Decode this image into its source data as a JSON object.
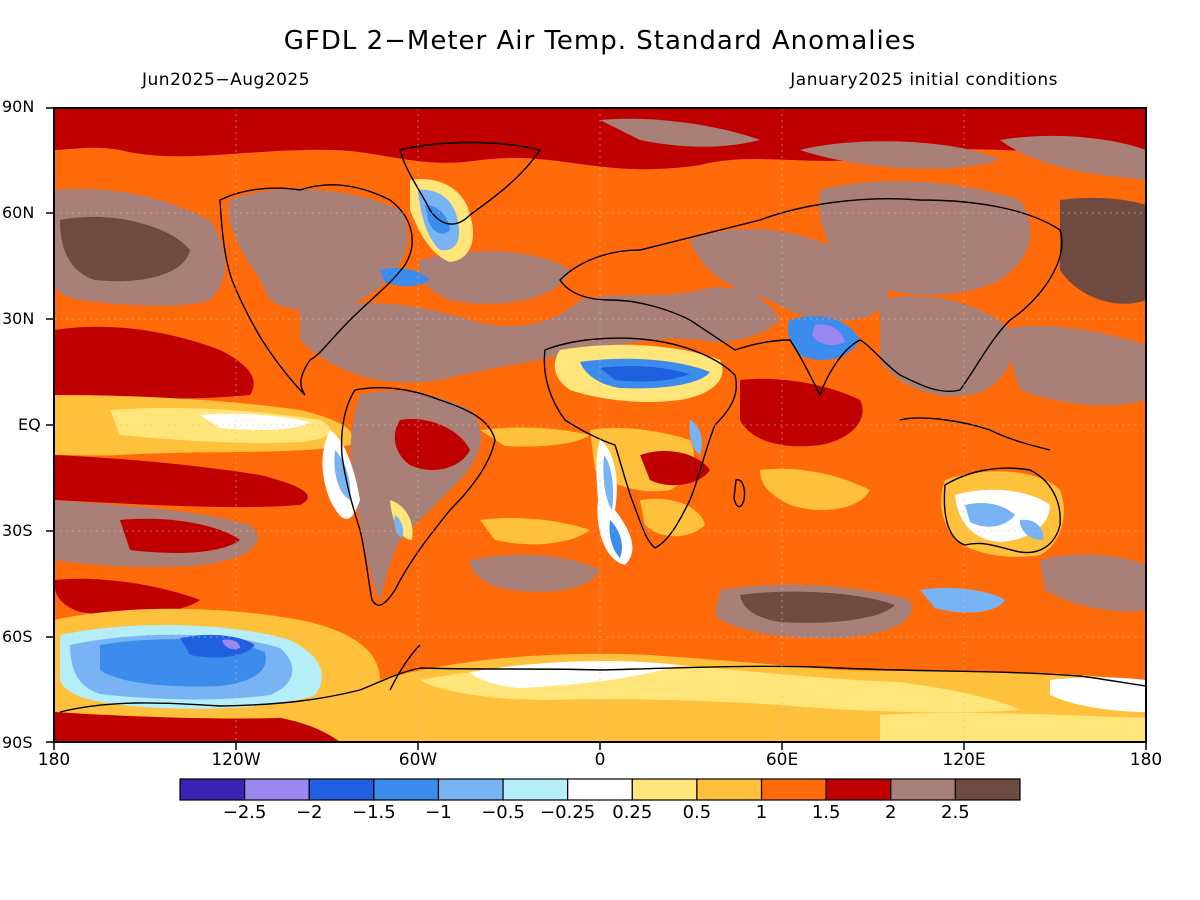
{
  "title": "GFDL 2−Meter Air Temp. Standard Anomalies",
  "period": "Jun2025−Aug2025",
  "init": "January2025 initial conditions",
  "lat_labels": [
    "90N",
    "60N",
    "30N",
    "EQ",
    "30S",
    "60S",
    "90S"
  ],
  "lon_labels": [
    "180",
    "120W",
    "60W",
    "0",
    "60E",
    "120E",
    "180"
  ],
  "colorbar": {
    "colors": [
      "#3d23b5",
      "#9b87f0",
      "#2060e0",
      "#3c8cee",
      "#78b4f4",
      "#b4eef8",
      "#ffffff",
      "#ffe57a",
      "#ffc03c",
      "#ff6a0a",
      "#c00000",
      "#a98078",
      "#6e4a40"
    ],
    "labels": [
      "−2.5",
      "−2",
      "−1.5",
      "−1",
      "−0.5",
      "−0.25",
      "0.25",
      "0.5",
      "1",
      "1.5",
      "2",
      "2.5"
    ]
  }
}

## [OBJECTIVE]
Set down the lines of the records above exactly, apart from the pictures.

## [SOLUTION TO THIS EXERCISE]
Decode this image into its source data as a JSON object.
{
  "title": "GFDL 2−Meter Air Temp. Standard Anomalies",
  "period": "Jun2025−Aug2025",
  "init": "January2025 initial conditions",
  "lat_labels": [
    "90N",
    "60N",
    "30N",
    "EQ",
    "30S",
    "60S",
    "90S"
  ],
  "lon_labels": [
    "180",
    "120W",
    "60W",
    "0",
    "60E",
    "120E",
    "180"
  ],
  "colorbar": {
    "colors": [
      "#3d23b5",
      "#9b87f0",
      "#2060e0",
      "#3c8cee",
      "#78b4f4",
      "#b4eef8",
      "#ffffff",
      "#ffe57a",
      "#ffc03c",
      "#ff6a0a",
      "#c00000",
      "#a98078",
      "#6e4a40"
    ],
    "labels": [
      "−2.5",
      "−2",
      "−1.5",
      "−1",
      "−0.5",
      "−0.25",
      "0.25",
      "0.5",
      "1",
      "1.5",
      "2",
      "2.5"
    ]
  }
}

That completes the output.